Instruction =>
Set down each line of the data below exactly as it stands, dropping the pictures.

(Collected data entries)

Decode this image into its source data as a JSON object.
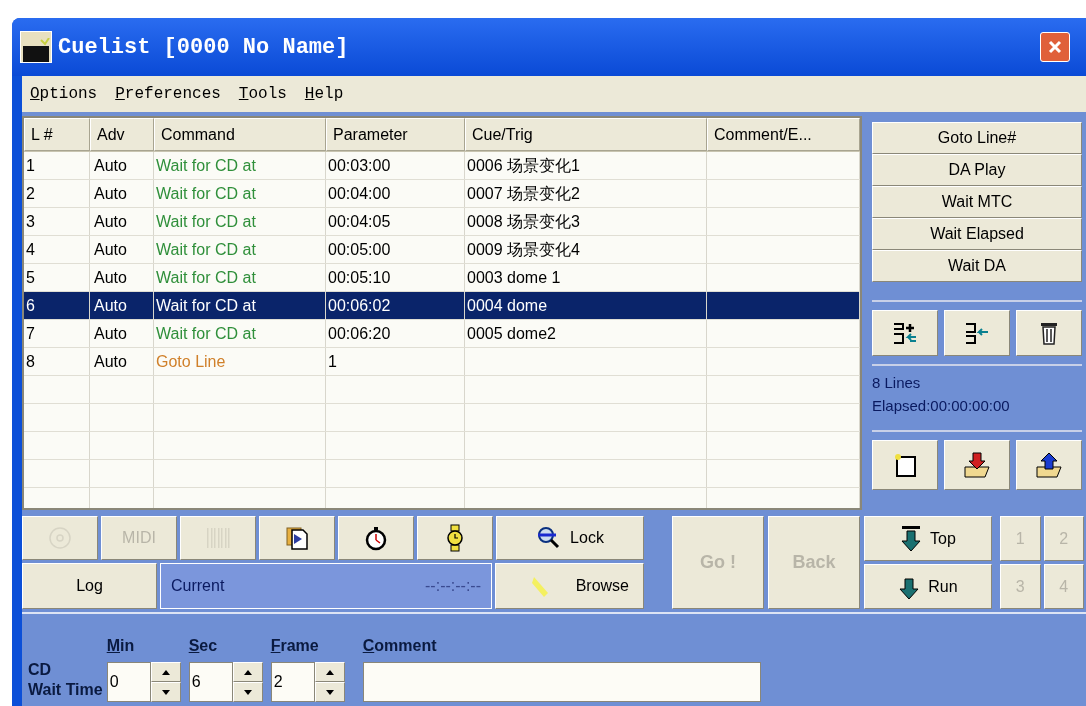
{
  "window": {
    "title": "Cuelist [0000 No Name]"
  },
  "menu": [
    {
      "label": "Options",
      "mnemonic": true
    },
    {
      "label": "Preferences",
      "mnemonic": true
    },
    {
      "label": "Tools",
      "mnemonic": true
    },
    {
      "label": "Help",
      "mnemonic": true
    }
  ],
  "table": {
    "columns": [
      "L #",
      "Adv",
      "Command",
      "Parameter",
      "Cue/Trig",
      "Comment/E..."
    ],
    "rows": [
      {
        "line": "1",
        "adv": "Auto",
        "command": "Wait for CD at",
        "kind": "wait",
        "parameter": "00:03:00",
        "cue": "0006 场景变化1",
        "selected": false
      },
      {
        "line": "2",
        "adv": "Auto",
        "command": "Wait for CD at",
        "kind": "wait",
        "parameter": "00:04:00",
        "cue": "0007 场景变化2",
        "selected": false
      },
      {
        "line": "3",
        "adv": "Auto",
        "command": "Wait for CD at",
        "kind": "wait",
        "parameter": "00:04:05",
        "cue": "0008 场景变化3",
        "selected": false
      },
      {
        "line": "4",
        "adv": "Auto",
        "command": "Wait for CD at",
        "kind": "wait",
        "parameter": "00:05:00",
        "cue": "0009 场景变化4",
        "selected": false
      },
      {
        "line": "5",
        "adv": "Auto",
        "command": "Wait for CD at",
        "kind": "wait",
        "parameter": "00:05:10",
        "cue": "0003 dome 1",
        "selected": false
      },
      {
        "line": "6",
        "adv": "Auto",
        "command": "Wait for CD at",
        "kind": "wait",
        "parameter": "00:06:02",
        "cue": "0004 dome",
        "selected": true
      },
      {
        "line": "7",
        "adv": "Auto",
        "command": "Wait for CD at",
        "kind": "wait",
        "parameter": "00:06:20",
        "cue": "0005 dome2",
        "selected": false
      },
      {
        "line": "8",
        "adv": "Auto",
        "command": "Goto Line",
        "kind": "goto",
        "parameter": "1",
        "selected": false
      }
    ]
  },
  "command_buttons": [
    "Goto Line#",
    "DA Play",
    "Wait MTC",
    "Wait Elapsed",
    "Wait DA"
  ],
  "status": {
    "lines": "8 Lines",
    "elapsed": "Elapsed:00:00:00:00"
  },
  "toolbar": {
    "tools": [
      {
        "kind": "cd",
        "disabled": true
      },
      {
        "kind": "midi",
        "label": "MIDI",
        "disabled": true
      },
      {
        "kind": "barcode",
        "disabled": true
      },
      {
        "kind": "play",
        "disabled": false
      },
      {
        "kind": "stopwatch",
        "disabled": false
      },
      {
        "kind": "watch",
        "disabled": false
      }
    ],
    "lock": "Lock",
    "log": "Log",
    "current": {
      "label": "Current",
      "time": "--:--:--:--"
    },
    "browse": "Browse",
    "go": {
      "label": "Go !",
      "disabled": true
    },
    "back": {
      "label": "Back",
      "disabled": true
    },
    "top": "Top",
    "run": "Run",
    "presets": [
      {
        "label": "1",
        "disabled": true
      },
      {
        "label": "2",
        "disabled": true
      },
      {
        "label": "3",
        "disabled": true
      },
      {
        "label": "4",
        "disabled": true
      }
    ]
  },
  "wait_time": {
    "label_lines": [
      "CD",
      "Wait Time"
    ],
    "fields": [
      {
        "label": "Min",
        "mnemonic": true,
        "value": "0"
      },
      {
        "label": "Sec",
        "mnemonic": true,
        "value": "6"
      },
      {
        "label": "Frame",
        "mnemonic": true,
        "value": "2"
      }
    ],
    "comment": {
      "label": "Comment",
      "mnemonic": true
    }
  }
}
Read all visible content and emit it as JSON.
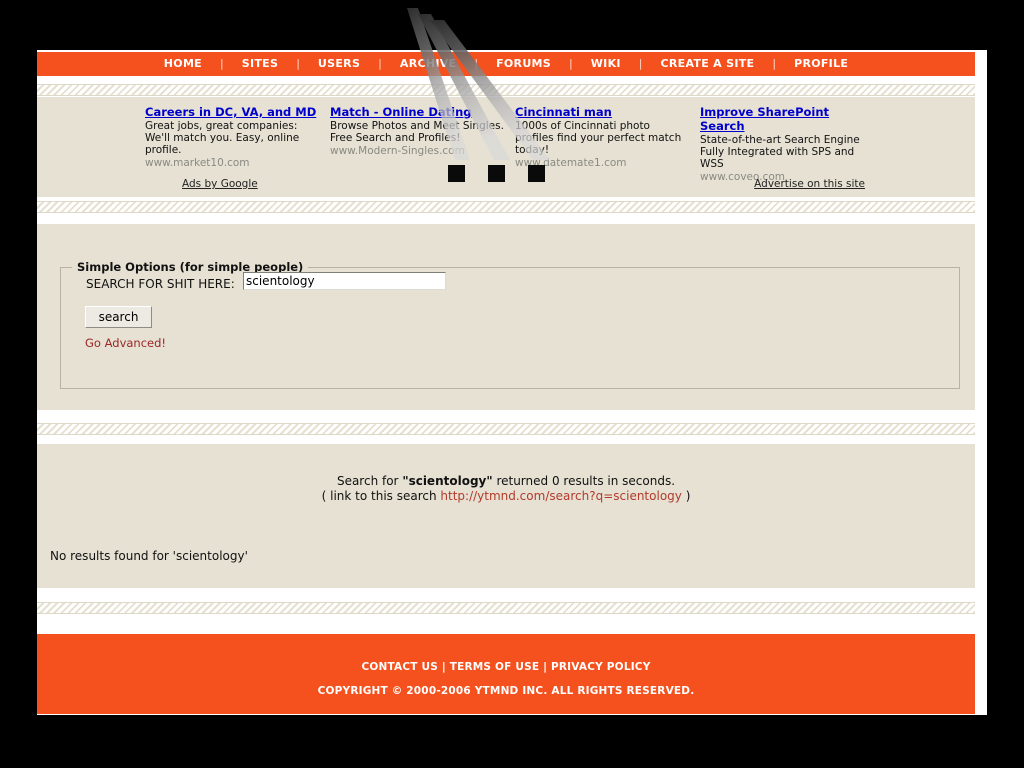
{
  "nav": {
    "items": [
      {
        "label": "HOME",
        "name": "nav-home"
      },
      {
        "label": "SITES",
        "name": "nav-sites"
      },
      {
        "label": "USERS",
        "name": "nav-users"
      },
      {
        "label": "ARCHIVE",
        "name": "nav-archive"
      },
      {
        "label": "FORUMS",
        "name": "nav-forums"
      },
      {
        "label": "WIKI",
        "name": "nav-wiki"
      },
      {
        "label": "CREATE A SITE",
        "name": "nav-create-a-site"
      },
      {
        "label": "PROFILE",
        "name": "nav-profile"
      }
    ],
    "separator": "|"
  },
  "ads": {
    "items": [
      {
        "title": "Careers in DC, VA, and MD",
        "body": "Great jobs, great companies: We'll match you. Easy, online profile.",
        "url": "www.market10.com"
      },
      {
        "title": "Match - Online Dating",
        "body": "Browse Photos and Meet Singles. Free Search and Profiles!",
        "url": "www.Modern-Singles.com"
      },
      {
        "title": "Cincinnati man",
        "body": "1000s of Cincinnati photo profiles find your perfect match today!",
        "url": "www.datemate1.com"
      },
      {
        "title": "Improve SharePoint Search",
        "body": "State-of-the-art Search Engine Fully Integrated with SPS and WSS",
        "url": "www.coveo.com"
      }
    ],
    "ads_by_google": "Ads by Google",
    "advertise": "Advertise on this site"
  },
  "search": {
    "legend": "Simple Options (for simple people)",
    "label": "SEARCH FOR SHIT HERE:",
    "value": "scientology",
    "placeholder": "",
    "button_label": "search",
    "advanced_link": "Go Advanced!"
  },
  "results": {
    "prefix": "Search for ",
    "query_quoted": "\"scientology\"",
    "suffix": " returned 0 results in seconds.",
    "link_prefix": "( link to this search ",
    "permalink": "http://ytmnd.com/search?q=scientology",
    "link_suffix": " )",
    "no_results": "No results found for 'scientology'"
  },
  "footer": {
    "links": [
      {
        "label": "CONTACT US"
      },
      {
        "label": "TERMS OF USE"
      },
      {
        "label": "PRIVACY POLICY"
      }
    ],
    "separator": " | ",
    "copyright": "COPYRIGHT © 2000-2006 YTMND INC. ALL RIGHTS RESERVED."
  },
  "colors": {
    "brand_orange": "#f4511e",
    "panel_beige": "#e6e1d3",
    "link_blue": "#0000cc",
    "accent_red": "#9b2727",
    "permalink_red": "#b33a2b"
  }
}
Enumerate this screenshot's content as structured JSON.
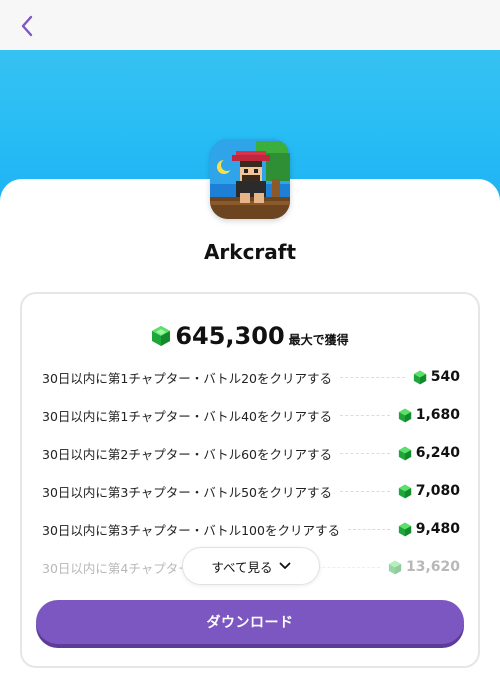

Result for this task =>
Decode this image into its source data as a JSON object.
{
  "window": {
    "title": "Cuelist [0000 No Name]"
  },
  "menu": [
    {
      "label": "Options",
      "mnemonic": true
    },
    {
      "label": "Preferences",
      "mnemonic": true
    },
    {
      "label": "Tools",
      "mnemonic": true
    },
    {
      "label": "Help",
      "mnemonic": true
    }
  ],
  "table": {
    "columns": [
      "L #",
      "Adv",
      "Command",
      "Parameter",
      "Cue/Trig",
      "Comment/E..."
    ],
    "rows": [
      {
        "line": "1",
        "adv": "Auto",
        "command": "Wait for CD at",
        "kind": "wait",
        "parameter": "00:03:00",
        "cue": "0006 场景变化1",
        "selected": false
      },
      {
        "line": "2",
        "adv": "Auto",
        "command": "Wait for CD at",
        "kind": "wait",
        "parameter": "00:04:00",
        "cue": "0007 场景变化2",
        "selected": false
      },
      {
        "line": "3",
        "adv": "Auto",
        "command": "Wait for CD at",
        "kind": "wait",
        "parameter": "00:04:05",
        "cue": "0008 场景变化3",
        "selected": false
      },
      {
        "line": "4",
        "adv": "Auto",
        "command": "Wait for CD at",
        "kind": "wait",
        "parameter": "00:05:00",
        "cue": "0009 场景变化4",
        "selected": false
      },
      {
        "line": "5",
        "adv": "Auto",
        "command": "Wait for CD at",
        "kind": "wait",
        "parameter": "00:05:10",
        "cue": "0003 dome 1",
        "selected": false
      },
      {
        "line": "6",
        "adv": "Auto",
        "command": "Wait for CD at",
        "kind": "wait",
        "parameter": "00:06:02",
        "cue": "0004 dome",
        "selected": true
      },
      {
        "line": "7",
        "adv": "Auto",
        "command": "Wait for CD at",
        "kind": "wait",
        "parameter": "00:06:20",
        "cue": "0005 dome2",
        "selected": false
      },
      {
        "line": "8",
        "adv": "Auto",
        "command": "Goto Line",
        "kind": "goto",
        "parameter": "1",
        "selected": false
      }
    ]
  },
  "command_buttons": [
    "Goto Line#",
    "DA Play",
    "Wait MTC",
    "Wait Elapsed",
    "Wait DA"
  ],
  "status": {
    "lines": "8 Lines",
    "elapsed": "Elapsed:00:00:00:00"
  },
  "toolbar": {
    "tools": [
      {
        "kind": "cd",
        "disabled": true
      },
      {
        "kind": "midi",
        "label": "MIDI",
        "disabled": true
      },
      {
        "kind": "barcode",
        "disabled": true
      },
      {
        "kind": "play",
        "disabled": false
      },
      {
        "kind": "stopwatch",
        "disabled": false
      },
      {
        "kind": "watch",
        "disabled": false
      }
    ],
    "lock": "Lock",
    "log": "Log",
    "current": {
      "label": "Current",
      "time": "--:--:--:--"
    },
    "browse": "Browse",
    "go": {
      "label": "Go !",
      "disabled": true
    },
    "back": {
      "label": "Back",
      "disabled": true
    },
    "top": "Top",
    "run": "Run",
    "presets": [
      {
        "label": "1",
        "disabled": true
      },
      {
        "label": "2",
        "disabled": true
      },
      {
        "label": "3",
        "disabled": true
      },
      {
        "label": "4",
        "disabled": true
      }
    ]
  },
  "wait_time": {
    "label_lines": [
      "CD",
      "Wait Time"
    ],
    "fields": [
      {
        "label": "Min",
        "mnemonic": true,
        "value": "0"
      },
      {
        "label": "Sec",
        "mnemonic": true,
        "value": "6"
      },
      {
        "label": "Frame",
        "mnemonic": true,
        "value": "2"
      }
    ],
    "comment": {
      "label": "Comment",
      "mnemonic": true
    }
  }
}
Read all visible content and emit it as JSON.
{
  "nav": {
    "items": [
      {
        "label": "HOME",
        "name": "nav-home"
      },
      {
        "label": "SITES",
        "name": "nav-sites"
      },
      {
        "label": "USERS",
        "name": "nav-users"
      },
      {
        "label": "ARCHIVE",
        "name": "nav-archive"
      },
      {
        "label": "FORUMS",
        "name": "nav-forums"
      },
      {
        "label": "WIKI",
        "name": "nav-wiki"
      },
      {
        "label": "CREATE A SITE",
        "name": "nav-create-a-site"
      },
      {
        "label": "PROFILE",
        "name": "nav-profile"
      }
    ],
    "separator": "|"
  },
  "ads": {
    "items": [
      {
        "title": "Careers in DC, VA, and MD",
        "body": "Great jobs, great companies: We'll match you. Easy, online profile.",
        "url": "www.market10.com"
      },
      {
        "title": "Match - Online Dating",
        "body": "Browse Photos and Meet Singles. Free Search and Profiles!",
        "url": "www.Modern-Singles.com"
      },
      {
        "title": "Cincinnati man",
        "body": "1000s of Cincinnati photo profiles find your perfect match today!",
        "url": "www.datemate1.com"
      },
      {
        "title": "Improve SharePoint Search",
        "body": "State-of-the-art Search Engine Fully Integrated with SPS and WSS",
        "url": "www.coveo.com"
      }
    ],
    "ads_by_google": "Ads by Google",
    "advertise": "Advertise on this site"
  },
  "search": {
    "legend": "Simple Options (for simple people)",
    "label": "SEARCH FOR SHIT HERE:",
    "value": "scientology",
    "placeholder": "",
    "button_label": "search",
    "advanced_link": "Go Advanced!"
  },
  "results": {
    "prefix": "Search for ",
    "query_quoted": "\"scientology\"",
    "suffix": " returned 0 results in seconds.",
    "link_prefix": "( link to this search ",
    "permalink": "http://ytmnd.com/search?q=scientology",
    "link_suffix": " )",
    "no_results": "No results found for 'scientology'"
  },
  "footer": {
    "links": [
      {
        "label": "CONTACT US"
      },
      {
        "label": "TERMS OF USE"
      },
      {
        "label": "PRIVACY POLICY"
      }
    ],
    "separator": " | ",
    "copyright": "COPYRIGHT © 2000-2006 YTMND INC. ALL RIGHTS RESERVED."
  },
  "colors": {
    "brand_orange": "#f4511e",
    "panel_beige": "#e6e1d3",
    "link_blue": "#0000cc",
    "accent_red": "#9b2727",
    "permalink_red": "#b33a2b"
  }
}
Enumerate this screenshot's content as structured JSON.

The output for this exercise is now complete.